◆ **WORK REQUIRED**
Without altering anything, output the material below.

━━━━━━━━━━━━━━━━━━━━━━━━━━━━━━

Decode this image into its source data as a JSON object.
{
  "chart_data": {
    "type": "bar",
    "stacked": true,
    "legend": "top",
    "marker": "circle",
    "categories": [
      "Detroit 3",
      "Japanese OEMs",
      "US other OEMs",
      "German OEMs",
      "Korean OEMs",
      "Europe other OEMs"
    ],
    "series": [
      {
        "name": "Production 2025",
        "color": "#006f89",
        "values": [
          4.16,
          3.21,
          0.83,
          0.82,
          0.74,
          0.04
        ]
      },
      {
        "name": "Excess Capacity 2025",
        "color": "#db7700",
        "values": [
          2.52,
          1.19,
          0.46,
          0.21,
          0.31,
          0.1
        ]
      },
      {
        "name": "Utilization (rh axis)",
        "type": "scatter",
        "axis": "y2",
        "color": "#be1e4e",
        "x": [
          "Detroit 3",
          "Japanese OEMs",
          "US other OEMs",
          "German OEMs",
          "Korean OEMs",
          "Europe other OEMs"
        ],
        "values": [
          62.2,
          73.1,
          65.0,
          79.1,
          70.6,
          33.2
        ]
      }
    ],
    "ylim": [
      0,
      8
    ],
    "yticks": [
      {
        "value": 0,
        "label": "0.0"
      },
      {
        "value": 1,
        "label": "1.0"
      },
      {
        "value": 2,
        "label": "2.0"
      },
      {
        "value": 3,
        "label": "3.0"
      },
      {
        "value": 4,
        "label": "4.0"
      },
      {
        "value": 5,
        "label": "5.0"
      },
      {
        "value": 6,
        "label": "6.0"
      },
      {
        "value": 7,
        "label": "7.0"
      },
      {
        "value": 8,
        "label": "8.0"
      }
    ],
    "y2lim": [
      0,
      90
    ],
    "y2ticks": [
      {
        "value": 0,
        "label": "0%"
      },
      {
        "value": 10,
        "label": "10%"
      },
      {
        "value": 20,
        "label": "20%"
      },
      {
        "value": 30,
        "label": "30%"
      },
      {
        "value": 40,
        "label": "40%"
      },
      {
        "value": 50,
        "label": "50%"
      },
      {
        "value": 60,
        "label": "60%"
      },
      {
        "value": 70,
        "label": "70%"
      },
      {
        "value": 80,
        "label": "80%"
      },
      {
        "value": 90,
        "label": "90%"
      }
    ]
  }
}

━━━━━━━━━━━━━━━━━━━━━━━━━━━━━━

◆ **ANSWER TO THE PROBLEM**
Decode this image into its source data as a JSON object.
{
  "chart_data": {
    "type": "bar",
    "stacked": true,
    "legend": "top",
    "marker": "circle",
    "categories": [
      "Detroit 3",
      "Japanese OEMs",
      "US other OEMs",
      "German OEMs",
      "Korean OEMs",
      "Europe other OEMs"
    ],
    "series": [
      {
        "name": "Production 2025",
        "color": "#006f89",
        "values": [
          4.16,
          3.21,
          0.83,
          0.82,
          0.74,
          0.04
        ]
      },
      {
        "name": "Excess Capacity 2025",
        "color": "#db7700",
        "values": [
          2.52,
          1.19,
          0.46,
          0.21,
          0.31,
          0.1
        ]
      },
      {
        "name": "Utilization (rh axis)",
        "type": "scatter",
        "axis": "y2",
        "color": "#be1e4e",
        "x": [
          "Detroit 3",
          "Japanese OEMs",
          "US other OEMs",
          "German OEMs",
          "Korean OEMs",
          "Europe other OEMs"
        ],
        "values": [
          62.2,
          73.1,
          65.0,
          79.1,
          70.6,
          33.2
        ]
      }
    ],
    "ylim": [
      0,
      8
    ],
    "yticks": [
      {
        "value": 0,
        "label": "0.0"
      },
      {
        "value": 1,
        "label": "1.0"
      },
      {
        "value": 2,
        "label": "2.0"
      },
      {
        "value": 3,
        "label": "3.0"
      },
      {
        "value": 4,
        "label": "4.0"
      },
      {
        "value": 5,
        "label": "5.0"
      },
      {
        "value": 6,
        "label": "6.0"
      },
      {
        "value": 7,
        "label": "7.0"
      },
      {
        "value": 8,
        "label": "8.0"
      }
    ],
    "y2lim": [
      0,
      90
    ],
    "y2ticks": [
      {
        "value": 0,
        "label": "0%"
      },
      {
        "value": 10,
        "label": "10%"
      },
      {
        "value": 20,
        "label": "20%"
      },
      {
        "value": 30,
        "label": "30%"
      },
      {
        "value": 40,
        "label": "40%"
      },
      {
        "value": 50,
        "label": "50%"
      },
      {
        "value": 60,
        "label": "60%"
      },
      {
        "value": 70,
        "label": "70%"
      },
      {
        "value": 80,
        "label": "80%"
      },
      {
        "value": 90,
        "label": "90%"
      }
    ]
  }
}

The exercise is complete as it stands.